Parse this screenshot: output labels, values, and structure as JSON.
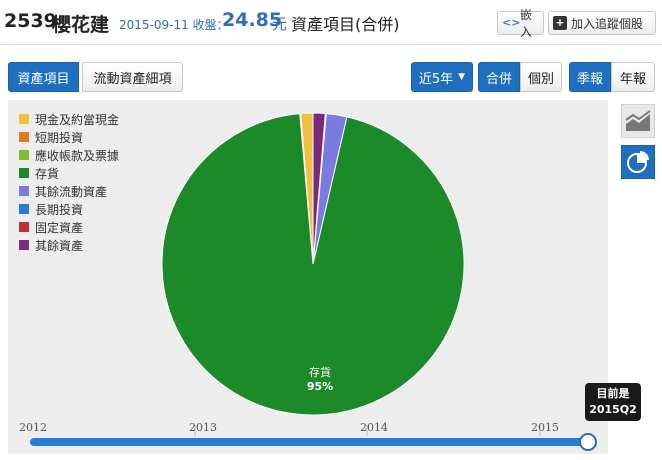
{
  "header": {
    "code": "2539",
    "name": "櫻花建",
    "date_close_label": "2015-09-11 收盤：",
    "price": "24.85",
    "price_unit": "元",
    "title": "資產項目(合併)",
    "embed_label": "嵌入",
    "follow_label": "加入追蹤個股"
  },
  "tabs": [
    {
      "label": "資產項目",
      "active": true
    },
    {
      "label": "流動資產細項",
      "active": false
    }
  ],
  "controls": {
    "range_label": "近5年",
    "consolidated_label": "合併",
    "individual_label": "個別",
    "quarterly_label": "季報",
    "annual_label": "年報"
  },
  "chart_data": {
    "type": "pie",
    "legend": [
      {
        "name": "現金及約當現金",
        "color": "#f0c040"
      },
      {
        "name": "短期投資",
        "color": "#e07820"
      },
      {
        "name": "應收帳款及票據",
        "color": "#80c030"
      },
      {
        "name": "存貨",
        "color": "#1d8a2a"
      },
      {
        "name": "其餘流動資產",
        "color": "#7a7ae0"
      },
      {
        "name": "長期投資",
        "color": "#2a7ad8"
      },
      {
        "name": "固定資產",
        "color": "#c03030"
      },
      {
        "name": "其餘資產",
        "color": "#7a2a80"
      }
    ],
    "slices": [
      {
        "name": "現金及約當現金",
        "value": 1.3,
        "color": "#f0c040"
      },
      {
        "name": "短期投資",
        "value": 0.05,
        "color": "#e07820"
      },
      {
        "name": "應收帳款及票據",
        "value": 0.05,
        "color": "#80c030"
      },
      {
        "name": "存貨",
        "value": 95,
        "color": "#1d8a2a"
      },
      {
        "name": "其餘流動資產",
        "value": 2.2,
        "color": "#7a7ae0"
      },
      {
        "name": "長期投資",
        "value": 0.05,
        "color": "#2a7ad8"
      },
      {
        "name": "固定資產",
        "value": 0.05,
        "color": "#c03030"
      },
      {
        "name": "其餘資產",
        "value": 1.3,
        "color": "#7a2a80"
      }
    ],
    "slice_label": {
      "name": "存貨",
      "value": "95%"
    },
    "timeline": {
      "ticks": [
        "2012",
        "2013",
        "2014",
        "2015"
      ],
      "current_label_line1": "目前是",
      "current_label_line2": "2015Q2",
      "position": 1.0
    }
  }
}
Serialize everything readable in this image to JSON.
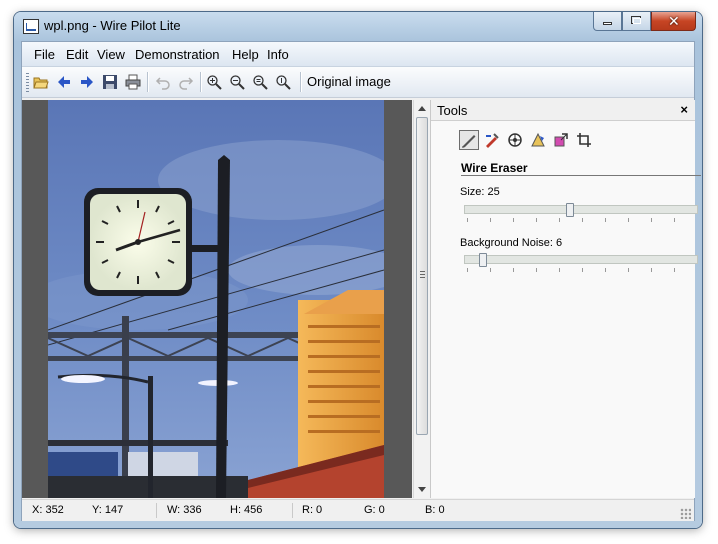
{
  "window": {
    "title": "wpl.png - Wire Pilot Lite"
  },
  "menu": [
    "File",
    "Edit",
    "View",
    "Demonstration",
    "Help",
    "Info"
  ],
  "toolbar": {
    "original_label": "Original image",
    "buttons": [
      "open-folder-icon",
      "back-arrow-icon",
      "forward-arrow-icon",
      "save-icon",
      "print-icon",
      "undo-icon",
      "redo-icon",
      "zoom-in-icon",
      "zoom-out-icon",
      "zoom-fit-icon",
      "zoom-actual-icon"
    ]
  },
  "tools": {
    "title": "Tools",
    "close": "×",
    "icons": [
      "wire-eraser-icon",
      "clone-brush-icon",
      "target-icon",
      "perspective-icon",
      "resize-icon",
      "crop-icon"
    ],
    "section_title": "Wire Eraser",
    "size_label": "Size: 25",
    "size_value": 25,
    "noise_label": "Background Noise: 6",
    "noise_value": 6
  },
  "status": {
    "x": "X: 352",
    "y": "Y: 147",
    "w": "W: 336",
    "h": "H: 456",
    "r": "R: 0",
    "g": "G: 0",
    "b": "B: 0"
  },
  "colors": {
    "close_button": "#c74524",
    "sky": "#5a78b8",
    "building": "#e8a64a"
  }
}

__AIM__: Using the material above, retype each entry exactly and omit the pictures.

__PROBLEM SOLUTION__:
Parse this screenshot: output labels, values, and structure as JSON.
{
  "header": {
    "code": "2539",
    "name": "櫻花建",
    "date_close_label": "2015-09-11 收盤：",
    "price": "24.85",
    "price_unit": "元",
    "title": "資產項目(合併)",
    "embed_label": "嵌入",
    "follow_label": "加入追蹤個股"
  },
  "tabs": [
    {
      "label": "資產項目",
      "active": true
    },
    {
      "label": "流動資產細項",
      "active": false
    }
  ],
  "controls": {
    "range_label": "近5年",
    "consolidated_label": "合併",
    "individual_label": "個別",
    "quarterly_label": "季報",
    "annual_label": "年報"
  },
  "chart_data": {
    "type": "pie",
    "legend": [
      {
        "name": "現金及約當現金",
        "color": "#f0c040"
      },
      {
        "name": "短期投資",
        "color": "#e07820"
      },
      {
        "name": "應收帳款及票據",
        "color": "#80c030"
      },
      {
        "name": "存貨",
        "color": "#1d8a2a"
      },
      {
        "name": "其餘流動資產",
        "color": "#7a7ae0"
      },
      {
        "name": "長期投資",
        "color": "#2a7ad8"
      },
      {
        "name": "固定資產",
        "color": "#c03030"
      },
      {
        "name": "其餘資產",
        "color": "#7a2a80"
      }
    ],
    "slices": [
      {
        "name": "現金及約當現金",
        "value": 1.3,
        "color": "#f0c040"
      },
      {
        "name": "短期投資",
        "value": 0.05,
        "color": "#e07820"
      },
      {
        "name": "應收帳款及票據",
        "value": 0.05,
        "color": "#80c030"
      },
      {
        "name": "存貨",
        "value": 95,
        "color": "#1d8a2a"
      },
      {
        "name": "其餘流動資產",
        "value": 2.2,
        "color": "#7a7ae0"
      },
      {
        "name": "長期投資",
        "value": 0.05,
        "color": "#2a7ad8"
      },
      {
        "name": "固定資產",
        "value": 0.05,
        "color": "#c03030"
      },
      {
        "name": "其餘資產",
        "value": 1.3,
        "color": "#7a2a80"
      }
    ],
    "slice_label": {
      "name": "存貨",
      "value": "95%"
    },
    "timeline": {
      "ticks": [
        "2012",
        "2013",
        "2014",
        "2015"
      ],
      "current_label_line1": "目前是",
      "current_label_line2": "2015Q2",
      "position": 1.0
    }
  }
}
Serialize everything readable in this image to JSON.
{
  "window": {
    "title": "wpl.png - Wire Pilot Lite"
  },
  "menu": [
    "File",
    "Edit",
    "View",
    "Demonstration",
    "Help",
    "Info"
  ],
  "toolbar": {
    "original_label": "Original image",
    "buttons": [
      "open-folder-icon",
      "back-arrow-icon",
      "forward-arrow-icon",
      "save-icon",
      "print-icon",
      "undo-icon",
      "redo-icon",
      "zoom-in-icon",
      "zoom-out-icon",
      "zoom-fit-icon",
      "zoom-actual-icon"
    ]
  },
  "tools": {
    "title": "Tools",
    "close": "×",
    "icons": [
      "wire-eraser-icon",
      "clone-brush-icon",
      "target-icon",
      "perspective-icon",
      "resize-icon",
      "crop-icon"
    ],
    "section_title": "Wire Eraser",
    "size_label": "Size: 25",
    "size_value": 25,
    "noise_label": "Background Noise: 6",
    "noise_value": 6
  },
  "status": {
    "x": "X: 352",
    "y": "Y: 147",
    "w": "W: 336",
    "h": "H: 456",
    "r": "R: 0",
    "g": "G: 0",
    "b": "B: 0"
  },
  "colors": {
    "close_button": "#c74524",
    "sky": "#5a78b8",
    "building": "#e8a64a"
  }
}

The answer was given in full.